> **Task to carry out**: The records below must be retyped exactly.

──────── Material for this task ────────

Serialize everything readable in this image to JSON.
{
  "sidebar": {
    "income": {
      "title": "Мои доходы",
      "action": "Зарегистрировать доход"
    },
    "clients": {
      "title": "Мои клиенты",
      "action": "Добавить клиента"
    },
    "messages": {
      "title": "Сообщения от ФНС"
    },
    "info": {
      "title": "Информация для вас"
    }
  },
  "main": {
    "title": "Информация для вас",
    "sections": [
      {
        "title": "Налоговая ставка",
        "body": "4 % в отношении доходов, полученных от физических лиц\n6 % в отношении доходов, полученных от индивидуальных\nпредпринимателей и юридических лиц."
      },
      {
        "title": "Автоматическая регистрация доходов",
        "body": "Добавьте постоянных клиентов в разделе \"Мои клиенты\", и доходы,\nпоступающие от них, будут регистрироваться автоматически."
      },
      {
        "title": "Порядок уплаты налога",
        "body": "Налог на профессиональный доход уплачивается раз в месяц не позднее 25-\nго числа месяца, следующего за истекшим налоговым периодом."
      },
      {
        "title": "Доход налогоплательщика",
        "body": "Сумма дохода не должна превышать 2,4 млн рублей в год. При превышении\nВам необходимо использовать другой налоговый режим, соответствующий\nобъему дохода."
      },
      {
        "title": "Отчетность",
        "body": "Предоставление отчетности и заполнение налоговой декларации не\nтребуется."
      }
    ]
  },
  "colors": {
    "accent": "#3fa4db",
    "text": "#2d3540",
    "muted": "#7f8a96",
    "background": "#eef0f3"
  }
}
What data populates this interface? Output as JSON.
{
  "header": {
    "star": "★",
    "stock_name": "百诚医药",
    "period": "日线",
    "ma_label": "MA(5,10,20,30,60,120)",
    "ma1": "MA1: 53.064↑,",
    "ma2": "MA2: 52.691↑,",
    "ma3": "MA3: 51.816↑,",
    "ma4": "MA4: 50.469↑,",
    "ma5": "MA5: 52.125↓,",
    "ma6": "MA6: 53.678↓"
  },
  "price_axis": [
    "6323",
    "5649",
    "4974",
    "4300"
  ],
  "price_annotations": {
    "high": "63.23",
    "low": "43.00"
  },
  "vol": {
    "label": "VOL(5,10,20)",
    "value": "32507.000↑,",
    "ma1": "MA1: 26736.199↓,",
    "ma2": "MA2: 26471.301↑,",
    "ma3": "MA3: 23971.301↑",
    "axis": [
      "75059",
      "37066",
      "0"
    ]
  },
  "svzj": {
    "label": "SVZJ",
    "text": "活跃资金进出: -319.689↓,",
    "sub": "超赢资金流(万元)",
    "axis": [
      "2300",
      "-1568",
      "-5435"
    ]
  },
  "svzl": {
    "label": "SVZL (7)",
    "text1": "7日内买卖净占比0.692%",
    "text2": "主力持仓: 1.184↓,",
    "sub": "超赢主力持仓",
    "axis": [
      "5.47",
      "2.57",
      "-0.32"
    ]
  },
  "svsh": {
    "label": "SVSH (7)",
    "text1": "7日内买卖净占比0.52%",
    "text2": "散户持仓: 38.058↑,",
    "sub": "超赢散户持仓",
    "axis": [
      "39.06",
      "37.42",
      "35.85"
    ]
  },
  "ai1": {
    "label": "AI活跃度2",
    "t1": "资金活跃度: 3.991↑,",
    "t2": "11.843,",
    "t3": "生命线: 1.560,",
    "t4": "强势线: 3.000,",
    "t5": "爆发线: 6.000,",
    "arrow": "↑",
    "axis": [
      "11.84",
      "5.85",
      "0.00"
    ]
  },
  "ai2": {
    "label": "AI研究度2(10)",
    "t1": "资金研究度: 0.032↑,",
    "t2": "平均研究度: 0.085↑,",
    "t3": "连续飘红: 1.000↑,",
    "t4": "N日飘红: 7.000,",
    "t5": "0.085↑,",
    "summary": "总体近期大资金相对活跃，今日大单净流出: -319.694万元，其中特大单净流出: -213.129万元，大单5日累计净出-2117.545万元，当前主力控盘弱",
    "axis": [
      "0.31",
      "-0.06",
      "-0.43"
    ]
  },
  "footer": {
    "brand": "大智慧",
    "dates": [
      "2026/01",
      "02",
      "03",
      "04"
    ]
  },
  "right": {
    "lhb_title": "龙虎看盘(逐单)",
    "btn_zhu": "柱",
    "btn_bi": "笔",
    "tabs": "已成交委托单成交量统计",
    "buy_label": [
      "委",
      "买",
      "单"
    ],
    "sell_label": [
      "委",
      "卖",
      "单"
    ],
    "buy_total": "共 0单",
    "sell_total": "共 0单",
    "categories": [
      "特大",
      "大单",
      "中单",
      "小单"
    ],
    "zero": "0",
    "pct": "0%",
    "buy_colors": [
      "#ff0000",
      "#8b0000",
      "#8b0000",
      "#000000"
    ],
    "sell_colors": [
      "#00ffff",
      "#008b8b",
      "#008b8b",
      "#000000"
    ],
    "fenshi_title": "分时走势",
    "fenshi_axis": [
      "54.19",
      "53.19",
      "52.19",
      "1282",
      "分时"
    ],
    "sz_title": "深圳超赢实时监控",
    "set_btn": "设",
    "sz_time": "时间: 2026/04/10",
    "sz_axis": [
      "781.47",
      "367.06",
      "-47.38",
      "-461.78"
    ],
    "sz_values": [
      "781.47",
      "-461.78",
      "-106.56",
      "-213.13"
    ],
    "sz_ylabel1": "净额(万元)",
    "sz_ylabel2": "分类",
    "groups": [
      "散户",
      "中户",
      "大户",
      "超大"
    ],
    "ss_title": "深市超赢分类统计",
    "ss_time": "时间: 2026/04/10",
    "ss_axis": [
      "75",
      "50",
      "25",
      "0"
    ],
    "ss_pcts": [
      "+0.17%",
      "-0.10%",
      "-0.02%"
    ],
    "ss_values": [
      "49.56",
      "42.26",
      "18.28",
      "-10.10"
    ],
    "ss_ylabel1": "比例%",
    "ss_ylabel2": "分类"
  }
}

────────

> **Complete answer**:
Serialize everything readable in this image to JSON.
{
  "sidebar": {
    "income": {
      "title": "Мои доходы",
      "action": "Зарегистрировать доход"
    },
    "clients": {
      "title": "Мои клиенты",
      "action": "Добавить клиента"
    },
    "messages": {
      "title": "Сообщения от ФНС"
    },
    "info": {
      "title": "Информация для вас"
    }
  },
  "main": {
    "title": "Информация для вас",
    "sections": [
      {
        "title": "Налоговая ставка",
        "body": "4 % в отношении доходов, полученных от физических лиц\n6 % в отношении доходов, полученных от индивидуальных\nпредпринимателей и юридических лиц."
      },
      {
        "title": "Автоматическая регистрация доходов",
        "body": "Добавьте постоянных клиентов в разделе \"Мои клиенты\", и доходы,\nпоступающие от них, будут регистрироваться автоматически."
      },
      {
        "title": "Порядок уплаты налога",
        "body": "Налог на профессиональный доход уплачивается раз в месяц не позднее 25-\nго числа месяца, следующего за истекшим налоговым периодом."
      },
      {
        "title": "Доход налогоплательщика",
        "body": "Сумма дохода не должна превышать 2,4 млн рублей в год. При превышении\nВам необходимо использовать другой налоговый режим, соответствующий\nобъему дохода."
      },
      {
        "title": "Отчетность",
        "body": "Предоставление отчетности и заполнение налоговой декларации не\nтребуется."
      }
    ]
  },
  "colors": {
    "accent": "#3fa4db",
    "text": "#2d3540",
    "muted": "#7f8a96",
    "background": "#eef0f3"
  }
}
What data populates this interface? Output as JSON.
{
  "header": {
    "star": "★",
    "stock_name": "百诚医药",
    "period": "日线",
    "ma_label": "MA(5,10,20,30,60,120)",
    "ma1": "MA1: 53.064↑,",
    "ma2": "MA2: 52.691↑,",
    "ma3": "MA3: 51.816↑,",
    "ma4": "MA4: 50.469↑,",
    "ma5": "MA5: 52.125↓,",
    "ma6": "MA6: 53.678↓"
  },
  "price_axis": [
    "6323",
    "5649",
    "4974",
    "4300"
  ],
  "price_annotations": {
    "high": "63.23",
    "low": "43.00"
  },
  "vol": {
    "label": "VOL(5,10,20)",
    "value": "32507.000↑,",
    "ma1": "MA1: 26736.199↓,",
    "ma2": "MA2: 26471.301↑,",
    "ma3": "MA3: 23971.301↑",
    "axis": [
      "75059",
      "37066",
      "0"
    ]
  },
  "svzj": {
    "label": "SVZJ",
    "text": "活跃资金进出: -319.689↓,",
    "sub": "超赢资金流(万元)",
    "axis": [
      "2300",
      "-1568",
      "-5435"
    ]
  },
  "svzl": {
    "label": "SVZL (7)",
    "text1": "7日内买卖净占比0.692%",
    "text2": "主力持仓: 1.184↓,",
    "sub": "超赢主力持仓",
    "axis": [
      "5.47",
      "2.57",
      "-0.32"
    ]
  },
  "svsh": {
    "label": "SVSH (7)",
    "text1": "7日内买卖净占比0.52%",
    "text2": "散户持仓: 38.058↑,",
    "sub": "超赢散户持仓",
    "axis": [
      "39.06",
      "37.42",
      "35.85"
    ]
  },
  "ai1": {
    "label": "AI活跃度2",
    "t1": "资金活跃度: 3.991↑,",
    "t2": "11.843,",
    "t3": "生命线: 1.560,",
    "t4": "强势线: 3.000,",
    "t5": "爆发线: 6.000,",
    "arrow": "↑",
    "axis": [
      "11.84",
      "5.85",
      "0.00"
    ]
  },
  "ai2": {
    "label": "AI研究度2(10)",
    "t1": "资金研究度: 0.032↑,",
    "t2": "平均研究度: 0.085↑,",
    "t3": "连续飘红: 1.000↑,",
    "t4": "N日飘红: 7.000,",
    "t5": "0.085↑,",
    "summary": "总体近期大资金相对活跃，今日大单净流出: -319.694万元，其中特大单净流出: -213.129万元，大单5日累计净出-2117.545万元，当前主力控盘弱",
    "axis": [
      "0.31",
      "-0.06",
      "-0.43"
    ]
  },
  "footer": {
    "brand": "大智慧",
    "dates": [
      "2026/01",
      "02",
      "03",
      "04"
    ]
  },
  "right": {
    "lhb_title": "龙虎看盘(逐单)",
    "btn_zhu": "柱",
    "btn_bi": "笔",
    "tabs": "已成交委托单成交量统计",
    "buy_label": [
      "委",
      "买",
      "单"
    ],
    "sell_label": [
      "委",
      "卖",
      "单"
    ],
    "buy_total": "共 0单",
    "sell_total": "共 0单",
    "categories": [
      "特大",
      "大单",
      "中单",
      "小单"
    ],
    "zero": "0",
    "pct": "0%",
    "buy_colors": [
      "#ff0000",
      "#8b0000",
      "#8b0000",
      "#000000"
    ],
    "sell_colors": [
      "#00ffff",
      "#008b8b",
      "#008b8b",
      "#000000"
    ],
    "fenshi_title": "分时走势",
    "fenshi_axis": [
      "54.19",
      "53.19",
      "52.19",
      "1282",
      "分时"
    ],
    "sz_title": "深圳超赢实时监控",
    "set_btn": "设",
    "sz_time": "时间: 2026/04/10",
    "sz_axis": [
      "781.47",
      "367.06",
      "-47.38",
      "-461.78"
    ],
    "sz_values": [
      "781.47",
      "-461.78",
      "-106.56",
      "-213.13"
    ],
    "sz_ylabel1": "净额(万元)",
    "sz_ylabel2": "分类",
    "groups": [
      "散户",
      "中户",
      "大户",
      "超大"
    ],
    "ss_title": "深市超赢分类统计",
    "ss_time": "时间: 2026/04/10",
    "ss_axis": [
      "75",
      "50",
      "25",
      "0"
    ],
    "ss_pcts": [
      "+0.17%",
      "-0.10%",
      "-0.02%"
    ],
    "ss_values": [
      "49.56",
      "42.26",
      "18.28",
      "-10.10"
    ],
    "ss_ylabel1": "比例%",
    "ss_ylabel2": "分类"
  }
}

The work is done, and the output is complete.